• Records provided

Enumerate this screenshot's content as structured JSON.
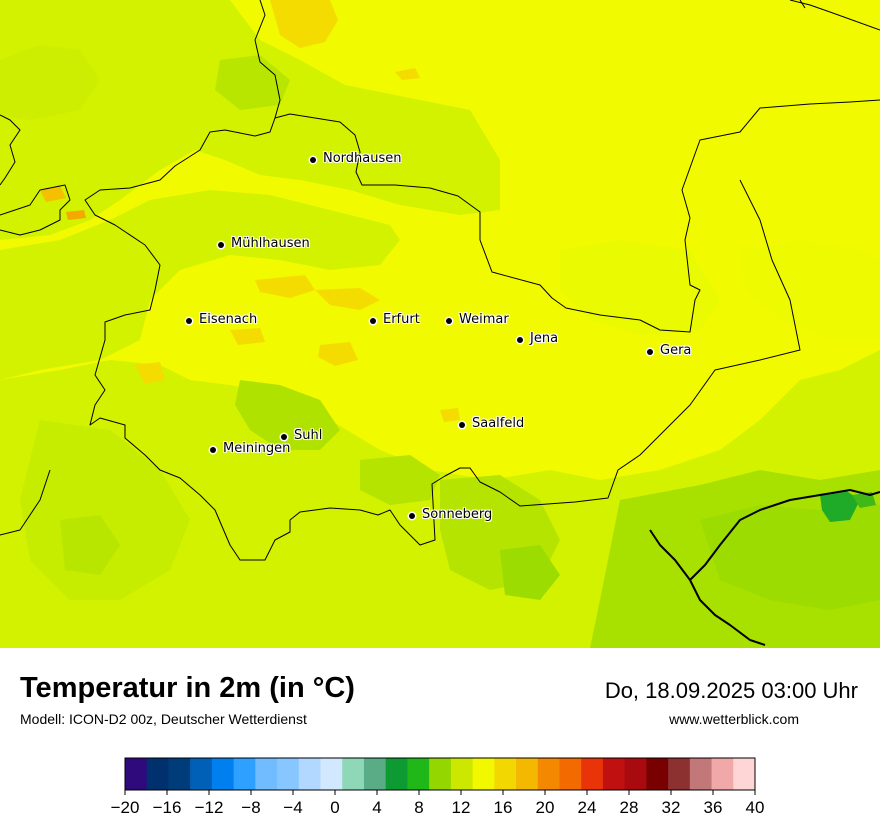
{
  "header": {
    "title": "Temperatur in 2m (in °C)",
    "subtitle": "Modell: ICON-D2 00z, Deutscher Wetterdienst",
    "datetime": "Do, 18.09.2025 03:00 Uhr",
    "website": "www.wetterblick.com"
  },
  "cities": [
    {
      "name": "Nordhausen"
    },
    {
      "name": "Mühlhausen"
    },
    {
      "name": "Eisenach"
    },
    {
      "name": "Erfurt"
    },
    {
      "name": "Weimar"
    },
    {
      "name": "Jena"
    },
    {
      "name": "Gera"
    },
    {
      "name": "Saalfeld"
    },
    {
      "name": "Suhl"
    },
    {
      "name": "Meiningen"
    },
    {
      "name": "Sonneberg"
    }
  ],
  "legend": {
    "min": -20,
    "max": 40,
    "tick_labels": [
      "−20",
      "−16",
      "−12",
      "−8",
      "−4",
      "0",
      "4",
      "8",
      "12",
      "16",
      "20",
      "24",
      "28",
      "32",
      "36",
      "40"
    ],
    "colors": [
      "#2e0a7c",
      "#00306e",
      "#003c7a",
      "#0060b8",
      "#0080ee",
      "#2ea0ff",
      "#70bcff",
      "#88c6ff",
      "#b2d8ff",
      "#d2e8ff",
      "#8ed8b8",
      "#5aac86",
      "#0e9a32",
      "#20b818",
      "#94d600",
      "#cce800",
      "#f2f800",
      "#f2d800",
      "#f4b800",
      "#f48800",
      "#f26a00",
      "#e83408",
      "#c01010",
      "#a80a10",
      "#780000",
      "#8c3030",
      "#c27878",
      "#f0a8a8",
      "#ffd6d6"
    ]
  },
  "map_colors": {
    "warm_yellow": "#f2fa00",
    "light_green": "#d0f000",
    "mid_green": "#a8e000",
    "dark_green": "#1faa28",
    "orange_yellow": "#f4dc00",
    "border": "#000000"
  }
}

• Exercise goal
Pictures stay out; repeat all the rest of the records exactly.

• Solution to the exercise
Enumerate this screenshot's content as structured JSON.
{
  "header": {
    "title": "Temperatur in 2m (in °C)",
    "subtitle": "Modell: ICON-D2 00z, Deutscher Wetterdienst",
    "datetime": "Do, 18.09.2025 03:00 Uhr",
    "website": "www.wetterblick.com"
  },
  "cities": [
    {
      "name": "Nordhausen"
    },
    {
      "name": "Mühlhausen"
    },
    {
      "name": "Eisenach"
    },
    {
      "name": "Erfurt"
    },
    {
      "name": "Weimar"
    },
    {
      "name": "Jena"
    },
    {
      "name": "Gera"
    },
    {
      "name": "Saalfeld"
    },
    {
      "name": "Suhl"
    },
    {
      "name": "Meiningen"
    },
    {
      "name": "Sonneberg"
    }
  ],
  "legend": {
    "min": -20,
    "max": 40,
    "tick_labels": [
      "−20",
      "−16",
      "−12",
      "−8",
      "−4",
      "0",
      "4",
      "8",
      "12",
      "16",
      "20",
      "24",
      "28",
      "32",
      "36",
      "40"
    ],
    "colors": [
      "#2e0a7c",
      "#00306e",
      "#003c7a",
      "#0060b8",
      "#0080ee",
      "#2ea0ff",
      "#70bcff",
      "#88c6ff",
      "#b2d8ff",
      "#d2e8ff",
      "#8ed8b8",
      "#5aac86",
      "#0e9a32",
      "#20b818",
      "#94d600",
      "#cce800",
      "#f2f800",
      "#f2d800",
      "#f4b800",
      "#f48800",
      "#f26a00",
      "#e83408",
      "#c01010",
      "#a80a10",
      "#780000",
      "#8c3030",
      "#c27878",
      "#f0a8a8",
      "#ffd6d6"
    ]
  },
  "map_colors": {
    "warm_yellow": "#f2fa00",
    "light_green": "#d0f000",
    "mid_green": "#a8e000",
    "dark_green": "#1faa28",
    "orange_yellow": "#f4dc00",
    "border": "#000000"
  }
}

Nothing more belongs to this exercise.